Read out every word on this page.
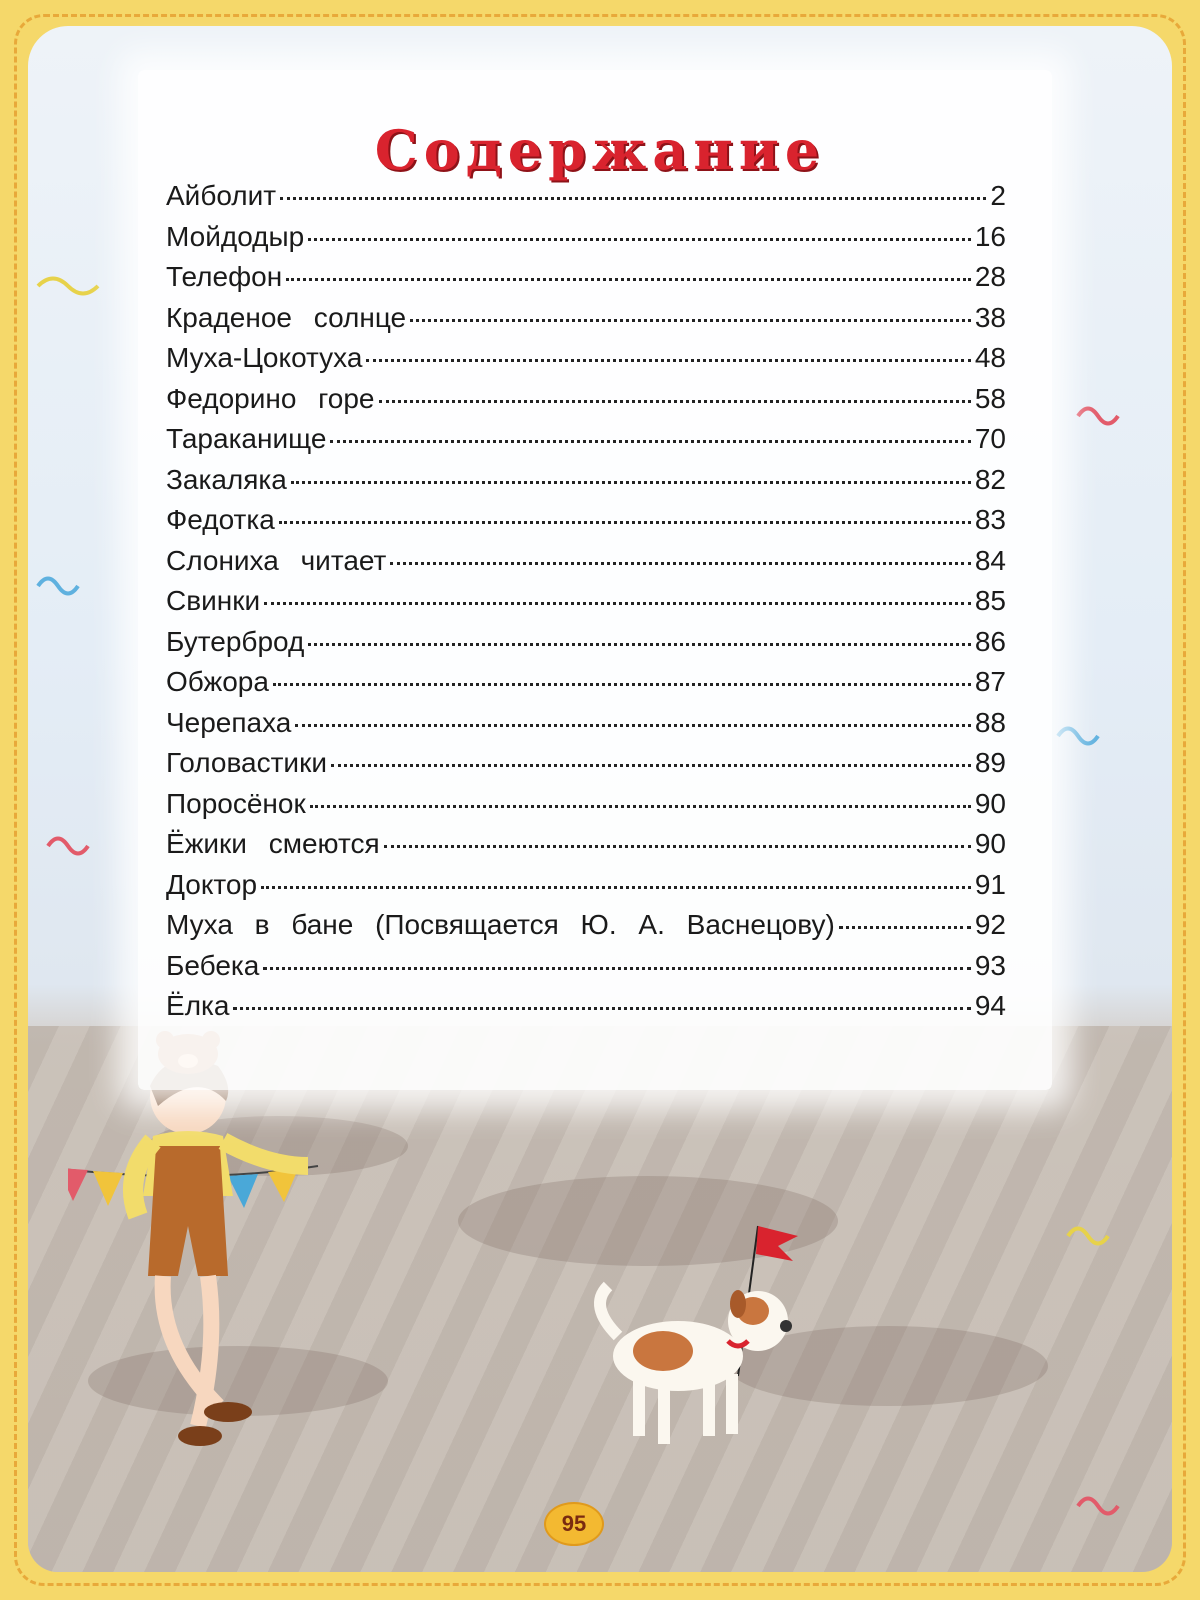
Содержание
Айболит	2
Мойдодыр	16
Телефон	28
Краденое солнце	38
Муха-Цокотуха	48
Федорино горе	58
Тараканище	70
Закаляка	82
Федотка	83
Слониха читает	84
Свинки	85
Бутерброд	86
Обжора	87
Черепаха	88
Головастики	89
Поросёнок	90
Ёжики смеются	90
Доктор	91
Муха в бане (Посвящается Ю. А. Васнецову)	92
Бебека	93
Ёлка	94
95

____________

Leave out the pictures and restate everything else word for word.

Read out every word on this page.
Содержание
Айболит	2
Мойдодыр	16
Телефон	28
Краденое солнце	38
Муха-Цокотуха	48
Федорино горе	58
Тараканище	70
Закаляка	82
Федотка	83
Слониха читает	84
Свинки	85
Бутерброд	86
Обжора	87
Черепаха	88
Головастики	89
Поросёнок	90
Ёжики смеются	90
Доктор	91
Муха в бане (Посвящается Ю. А. Васнецову)	92
Бебека	93
Ёлка	94
95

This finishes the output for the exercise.